**TASK INSTRUCTIONS:**
Output every entry exactly as written, skipping any pictures.

**RECORDS TO PROCESS:**
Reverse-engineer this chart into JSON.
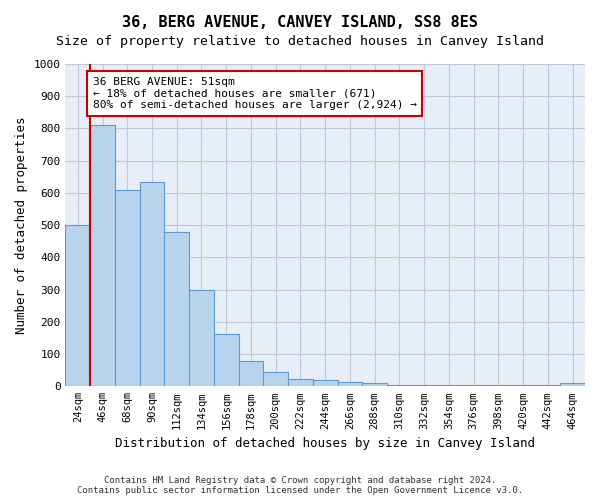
{
  "title": "36, BERG AVENUE, CANVEY ISLAND, SS8 8ES",
  "subtitle": "Size of property relative to detached houses in Canvey Island",
  "xlabel": "Distribution of detached houses by size in Canvey Island",
  "ylabel": "Number of detached properties",
  "bar_values": [
    500,
    810,
    610,
    635,
    480,
    300,
    162,
    78,
    45,
    22,
    20,
    14,
    10,
    4,
    4,
    4,
    4,
    4,
    4,
    4,
    10
  ],
  "bar_labels": [
    "24sqm",
    "46sqm",
    "68sqm",
    "90sqm",
    "112sqm",
    "134sqm",
    "156sqm",
    "178sqm",
    "200sqm",
    "222sqm",
    "244sqm",
    "266sqm",
    "288sqm",
    "310sqm",
    "332sqm",
    "354sqm",
    "376sqm",
    "398sqm",
    "420sqm",
    "442sqm",
    "464sqm"
  ],
  "bar_color": "#b8d4ed",
  "bar_edge_color": "#5b9bd5",
  "annotation_text": "36 BERG AVENUE: 51sqm\n← 18% of detached houses are smaller (671)\n80% of semi-detached houses are larger (2,924) →",
  "annotation_box_facecolor": "#ffffff",
  "annotation_box_edgecolor": "#cc0000",
  "vline_x": 0.5,
  "vline_color": "#cc0000",
  "ylim": [
    0,
    1000
  ],
  "yticks": [
    0,
    100,
    200,
    300,
    400,
    500,
    600,
    700,
    800,
    900,
    1000
  ],
  "grid_color": "#c0c8d8",
  "bg_color": "#e8eef8",
  "footnote": "Contains HM Land Registry data © Crown copyright and database right 2024.\nContains public sector information licensed under the Open Government Licence v3.0.",
  "title_fontsize": 11,
  "subtitle_fontsize": 9.5,
  "xlabel_fontsize": 9,
  "ylabel_fontsize": 9,
  "annotation_fontsize": 8
}
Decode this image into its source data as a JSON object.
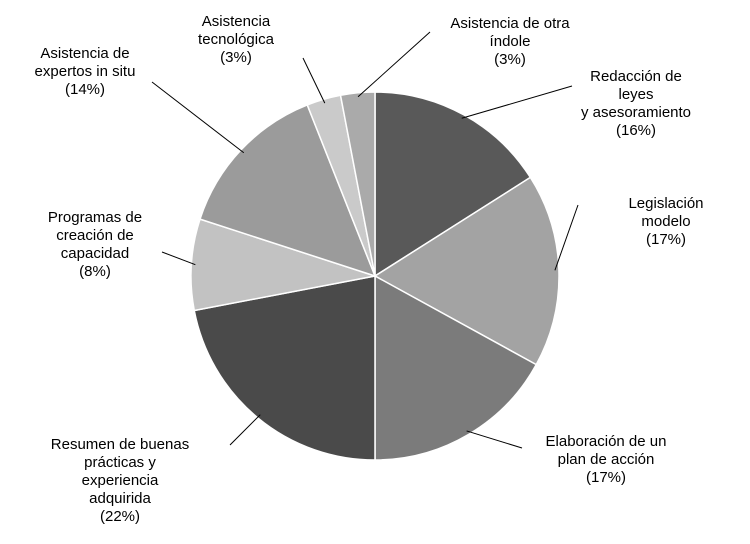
{
  "chart_data": {
    "type": "pie",
    "categories": [
      "Redacción de leyes\ny asesoramiento",
      "Legislación modelo",
      "Elaboración de un\nplan de acción",
      "Resumen de buenas\nprácticas y\nexperiencia\nadquirida",
      "Programas de\ncreación de\ncapacidad",
      "Asistencia de\nexpertos in situ",
      "Asistencia\ntecnológica",
      "Asistencia de otra\níndole"
    ],
    "values": [
      16,
      17,
      17,
      22,
      8,
      14,
      3,
      3
    ],
    "value_labels": [
      "(16%)",
      "(17%)",
      "(17%)",
      "(22%)",
      "(8%)",
      "(14%)",
      "(3%)",
      "(3%)"
    ],
    "colors": [
      "#595959",
      "#a3a3a3",
      "#7b7b7b",
      "#4a4a4a",
      "#c2c2c2",
      "#9b9b9b",
      "#cacaca",
      "#aaaaaa"
    ]
  }
}
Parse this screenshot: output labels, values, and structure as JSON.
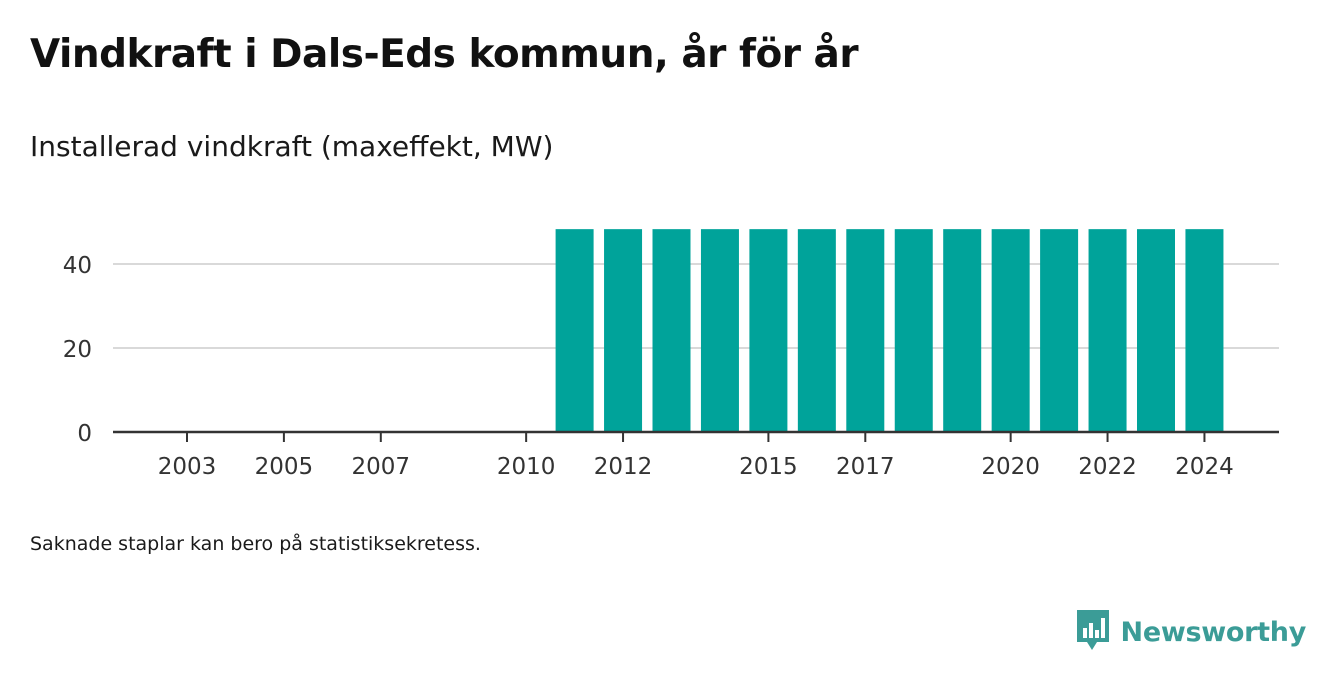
{
  "header": {
    "title": "Vindkraft i Dals-Eds kommun, år för år",
    "subtitle": "Installerad vindkraft (maxeffekt, MW)"
  },
  "footer": {
    "note": "Saknade staplar kan bero på statistiksekretess.",
    "brand": "Newsworthy",
    "brand_icon": "newsworthy-logo-icon"
  },
  "colors": {
    "bar": "#00a39a",
    "grid": "#d9d9d9",
    "axis": "#333333",
    "brand": "#3b9c97"
  },
  "chart_data": {
    "type": "bar",
    "title": "",
    "xlabel": "",
    "ylabel": "",
    "x": [
      2003,
      2004,
      2005,
      2006,
      2007,
      2008,
      2009,
      2010,
      2011,
      2012,
      2013,
      2014,
      2015,
      2016,
      2017,
      2018,
      2019,
      2020,
      2021,
      2022,
      2023,
      2024
    ],
    "values": [
      0,
      0,
      0,
      0,
      0,
      0,
      0,
      0,
      48.3,
      48.3,
      48.3,
      48.3,
      48.3,
      48.3,
      48.3,
      48.3,
      48.3,
      48.3,
      48.3,
      48.3,
      48.3,
      48.3
    ],
    "xtick_labels": [
      2003,
      2005,
      2007,
      2010,
      2012,
      2015,
      2017,
      2020,
      2022,
      2024
    ],
    "yticks": [
      0,
      20,
      40
    ],
    "ylim": [
      0,
      50
    ],
    "grid": true,
    "legend": "none"
  }
}
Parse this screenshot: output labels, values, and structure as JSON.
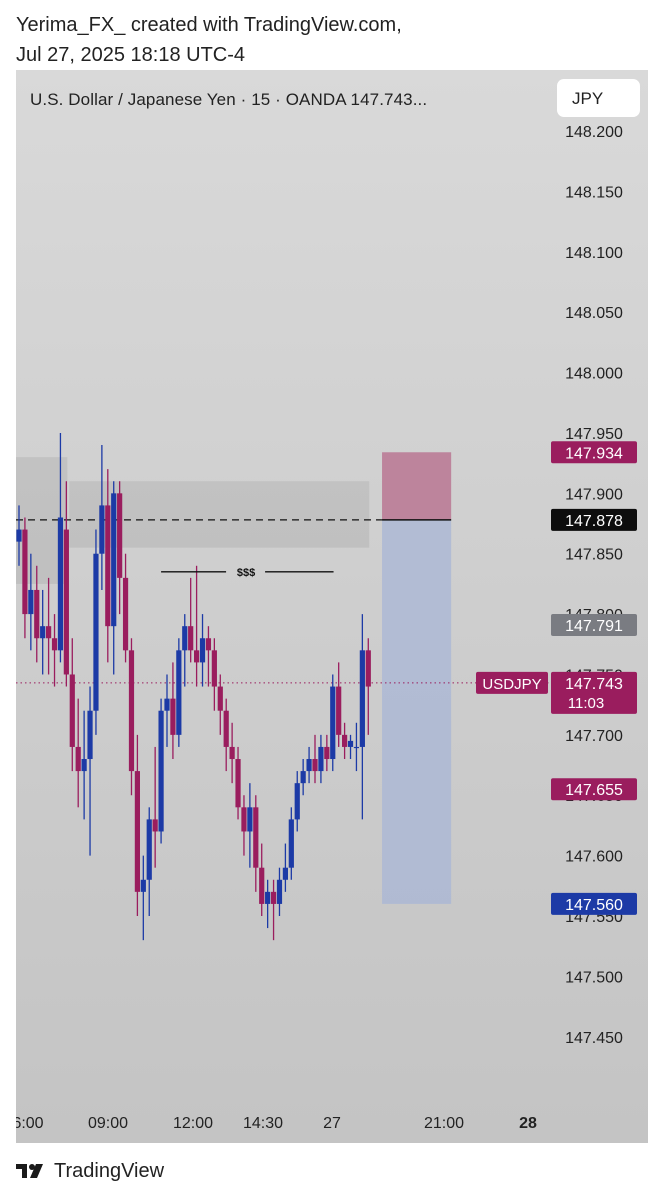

**RESULT OF THIS TASK:**
Reverse-engineer this chart into JSON.
{
  "title": "36, BERG AVENUE, CANVEY ISLAND, SS8 8ES",
  "subtitle": "Size of property relative to detached houses in Canvey Island",
  "xlabel": "Distribution of detached houses by size in Canvey Island",
  "ylabel": "Number of detached properties",
  "bar_values": [
    500,
    810,
    610,
    635,
    480,
    300,
    162,
    78,
    45,
    22,
    20,
    14,
    10,
    4,
    4,
    4,
    4,
    4,
    4,
    4,
    10
  ],
  "bar_labels": [
    "24sqm",
    "46sqm",
    "68sqm",
    "90sqm",
    "112sqm",
    "134sqm",
    "156sqm",
    "178sqm",
    "200sqm",
    "222sqm",
    "244sqm",
    "266sqm",
    "288sqm",
    "310sqm",
    "332sqm",
    "354sqm",
    "376sqm",
    "398sqm",
    "420sqm",
    "442sqm",
    "464sqm"
  ],
  "bar_color": "#b8d4ed",
  "bar_edge_color": "#5b9bd5",
  "annotation_text": "36 BERG AVENUE: 51sqm\n← 18% of detached houses are smaller (671)\n80% of semi-detached houses are larger (2,924) →",
  "annotation_box_facecolor": "#ffffff",
  "annotation_box_edgecolor": "#cc0000",
  "vline_x": 0.5,
  "vline_color": "#cc0000",
  "ylim": [
    0,
    1000
  ],
  "yticks": [
    0,
    100,
    200,
    300,
    400,
    500,
    600,
    700,
    800,
    900,
    1000
  ],
  "grid_color": "#c0c8d8",
  "bg_color": "#e8eef8",
  "footnote": "Contains HM Land Registry data © Crown copyright and database right 2024.\nContains public sector information licensed under the Open Government Licence v3.0.",
  "title_fontsize": 11,
  "subtitle_fontsize": 9.5,
  "xlabel_fontsize": 9,
  "ylabel_fontsize": 9,
  "annotation_fontsize": 8
}
Decode this image into its source data as a JSON object.
{
  "chart_data": {
    "type": "pie",
    "categories": [
      "Redacción de leyes\ny asesoramiento",
      "Legislación modelo",
      "Elaboración de un\nplan de acción",
      "Resumen de buenas\nprácticas y\nexperiencia\nadquirida",
      "Programas de\ncreación de\ncapacidad",
      "Asistencia de\nexpertos in situ",
      "Asistencia\ntecnológica",
      "Asistencia de otra\níndole"
    ],
    "values": [
      16,
      17,
      17,
      22,
      8,
      14,
      3,
      3
    ],
    "value_labels": [
      "(16%)",
      "(17%)",
      "(17%)",
      "(22%)",
      "(8%)",
      "(14%)",
      "(3%)",
      "(3%)"
    ],
    "colors": [
      "#595959",
      "#a3a3a3",
      "#7b7b7b",
      "#4a4a4a",
      "#c2c2c2",
      "#9b9b9b",
      "#cacaca",
      "#aaaaaa"
    ]
  }
}
Parse this screenshot: output labels, values, and structure as JSON.
{
  "header": {
    "title": "Vindkraft i Dals-Eds kommun, år för år",
    "subtitle": "Installerad vindkraft (maxeffekt, MW)"
  },
  "footer": {
    "note": "Saknade staplar kan bero på statistiksekretess.",
    "brand": "Newsworthy",
    "brand_icon": "newsworthy-logo-icon"
  },
  "colors": {
    "bar": "#00a39a",
    "grid": "#d9d9d9",
    "axis": "#333333",
    "brand": "#3b9c97"
  },
  "chart_data": {
    "type": "bar",
    "title": "",
    "xlabel": "",
    "ylabel": "",
    "x": [
      2003,
      2004,
      2005,
      2006,
      2007,
      2008,
      2009,
      2010,
      2011,
      2012,
      2013,
      2014,
      2015,
      2016,
      2017,
      2018,
      2019,
      2020,
      2021,
      2022,
      2023,
      2024
    ],
    "values": [
      0,
      0,
      0,
      0,
      0,
      0,
      0,
      0,
      48.3,
      48.3,
      48.3,
      48.3,
      48.3,
      48.3,
      48.3,
      48.3,
      48.3,
      48.3,
      48.3,
      48.3,
      48.3,
      48.3
    ],
    "xtick_labels": [
      2003,
      2005,
      2007,
      2010,
      2012,
      2015,
      2017,
      2020,
      2022,
      2024
    ],
    "yticks": [
      0,
      20,
      40
    ],
    "ylim": [
      0,
      50
    ],
    "grid": true,
    "legend": "none"
  }
}
Parse this screenshot: output labels, values, and structure as JSON.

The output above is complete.